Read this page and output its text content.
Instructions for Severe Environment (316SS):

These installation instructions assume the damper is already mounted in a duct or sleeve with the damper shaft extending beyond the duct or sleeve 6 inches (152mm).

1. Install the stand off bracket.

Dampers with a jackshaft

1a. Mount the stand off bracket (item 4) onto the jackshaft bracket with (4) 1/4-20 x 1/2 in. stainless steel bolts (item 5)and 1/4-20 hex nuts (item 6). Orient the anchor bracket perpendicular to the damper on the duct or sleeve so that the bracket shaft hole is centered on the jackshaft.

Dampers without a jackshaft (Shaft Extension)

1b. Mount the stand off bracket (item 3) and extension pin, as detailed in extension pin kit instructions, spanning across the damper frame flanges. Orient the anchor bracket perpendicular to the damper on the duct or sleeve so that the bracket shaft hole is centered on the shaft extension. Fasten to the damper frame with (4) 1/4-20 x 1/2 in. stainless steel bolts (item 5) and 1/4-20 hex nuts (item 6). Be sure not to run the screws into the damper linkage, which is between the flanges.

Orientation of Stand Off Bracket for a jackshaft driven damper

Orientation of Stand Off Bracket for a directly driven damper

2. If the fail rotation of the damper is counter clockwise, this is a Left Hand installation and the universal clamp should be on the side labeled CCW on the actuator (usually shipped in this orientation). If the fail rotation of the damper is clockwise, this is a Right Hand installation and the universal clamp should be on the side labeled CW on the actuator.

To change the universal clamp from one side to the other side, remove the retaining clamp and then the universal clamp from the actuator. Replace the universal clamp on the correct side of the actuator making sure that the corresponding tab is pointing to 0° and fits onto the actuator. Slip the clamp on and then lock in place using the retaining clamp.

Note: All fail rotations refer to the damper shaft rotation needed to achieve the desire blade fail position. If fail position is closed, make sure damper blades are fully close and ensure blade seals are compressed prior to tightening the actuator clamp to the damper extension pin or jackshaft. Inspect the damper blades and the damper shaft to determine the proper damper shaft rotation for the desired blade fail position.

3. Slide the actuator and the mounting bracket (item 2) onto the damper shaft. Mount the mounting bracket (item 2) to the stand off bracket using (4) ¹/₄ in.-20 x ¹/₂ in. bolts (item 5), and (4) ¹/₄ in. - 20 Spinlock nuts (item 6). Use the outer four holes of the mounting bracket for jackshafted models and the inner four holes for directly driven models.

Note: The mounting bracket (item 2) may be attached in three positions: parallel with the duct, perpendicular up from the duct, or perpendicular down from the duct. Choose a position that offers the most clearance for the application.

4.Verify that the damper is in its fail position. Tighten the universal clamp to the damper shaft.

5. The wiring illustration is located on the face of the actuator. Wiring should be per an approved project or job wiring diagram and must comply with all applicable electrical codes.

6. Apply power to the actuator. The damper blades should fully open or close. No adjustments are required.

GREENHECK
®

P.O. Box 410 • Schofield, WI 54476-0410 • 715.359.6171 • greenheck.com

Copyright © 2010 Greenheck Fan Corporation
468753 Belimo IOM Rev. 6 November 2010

==

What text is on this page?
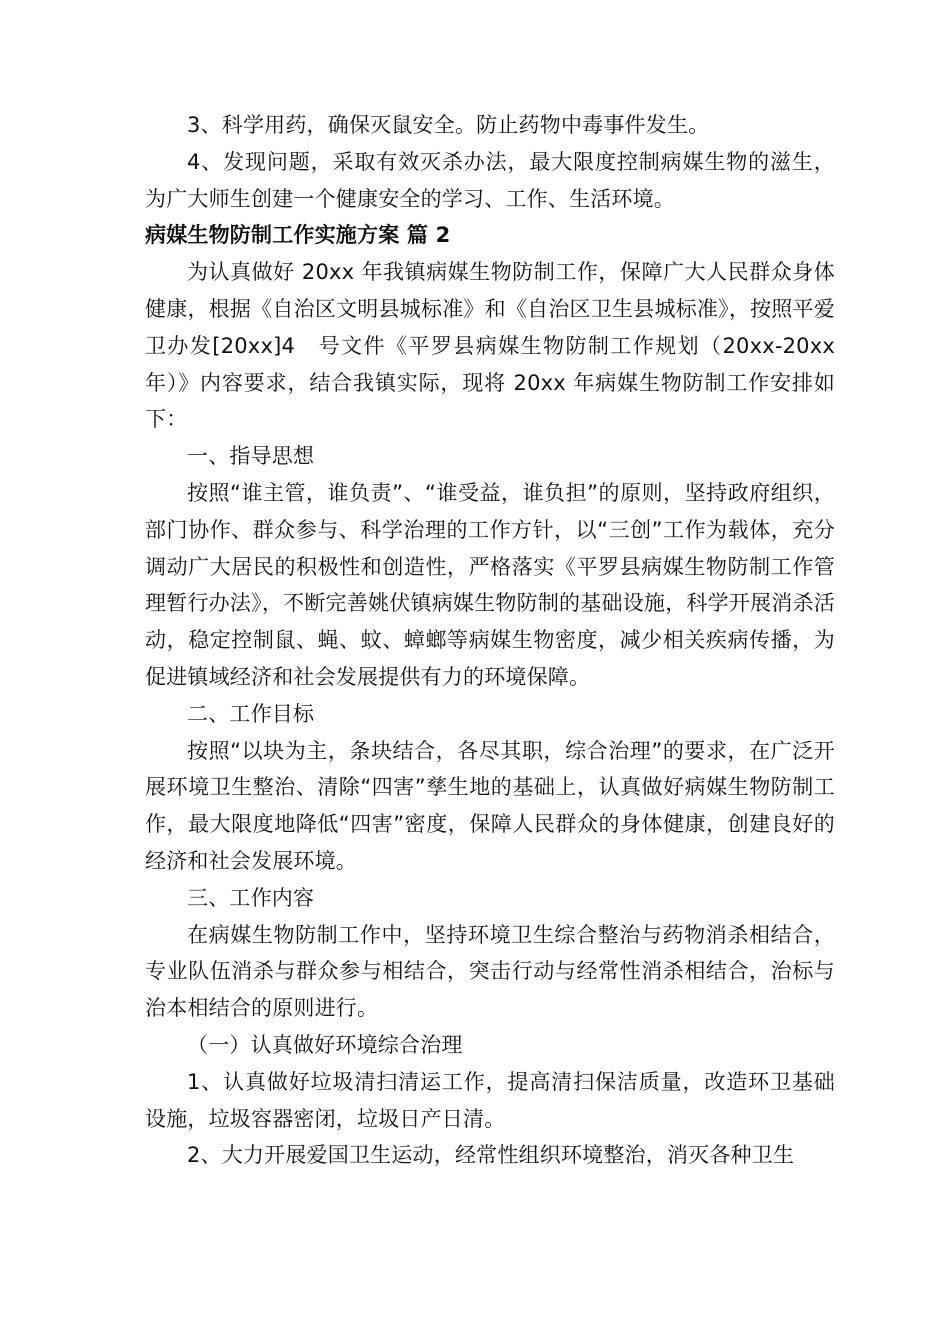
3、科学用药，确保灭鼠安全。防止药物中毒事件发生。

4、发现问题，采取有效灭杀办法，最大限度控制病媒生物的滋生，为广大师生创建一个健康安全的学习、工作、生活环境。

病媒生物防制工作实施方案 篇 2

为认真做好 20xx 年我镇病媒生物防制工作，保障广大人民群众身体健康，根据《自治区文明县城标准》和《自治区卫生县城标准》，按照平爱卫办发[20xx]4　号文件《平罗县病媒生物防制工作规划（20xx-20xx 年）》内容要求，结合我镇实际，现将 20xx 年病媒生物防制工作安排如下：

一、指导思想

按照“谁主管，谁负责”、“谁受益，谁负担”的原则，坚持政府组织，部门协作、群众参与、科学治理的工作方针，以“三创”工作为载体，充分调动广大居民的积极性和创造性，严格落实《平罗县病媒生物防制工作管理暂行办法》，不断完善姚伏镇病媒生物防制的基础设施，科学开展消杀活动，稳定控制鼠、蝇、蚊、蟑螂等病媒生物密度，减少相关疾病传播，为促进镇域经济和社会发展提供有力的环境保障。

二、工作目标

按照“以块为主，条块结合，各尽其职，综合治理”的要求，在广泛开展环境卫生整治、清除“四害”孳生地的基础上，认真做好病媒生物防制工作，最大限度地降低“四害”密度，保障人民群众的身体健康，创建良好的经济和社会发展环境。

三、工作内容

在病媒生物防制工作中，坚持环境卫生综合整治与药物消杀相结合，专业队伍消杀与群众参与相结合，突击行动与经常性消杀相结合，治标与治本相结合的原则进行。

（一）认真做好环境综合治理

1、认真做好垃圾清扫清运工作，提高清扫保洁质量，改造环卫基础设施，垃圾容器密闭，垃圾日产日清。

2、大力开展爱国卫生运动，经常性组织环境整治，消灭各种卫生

▶ _EXERCISE TASK_:
Across the data, tally the lines containing "should" and give back the number alone.

▶ _OUTPUT BELOW_:
3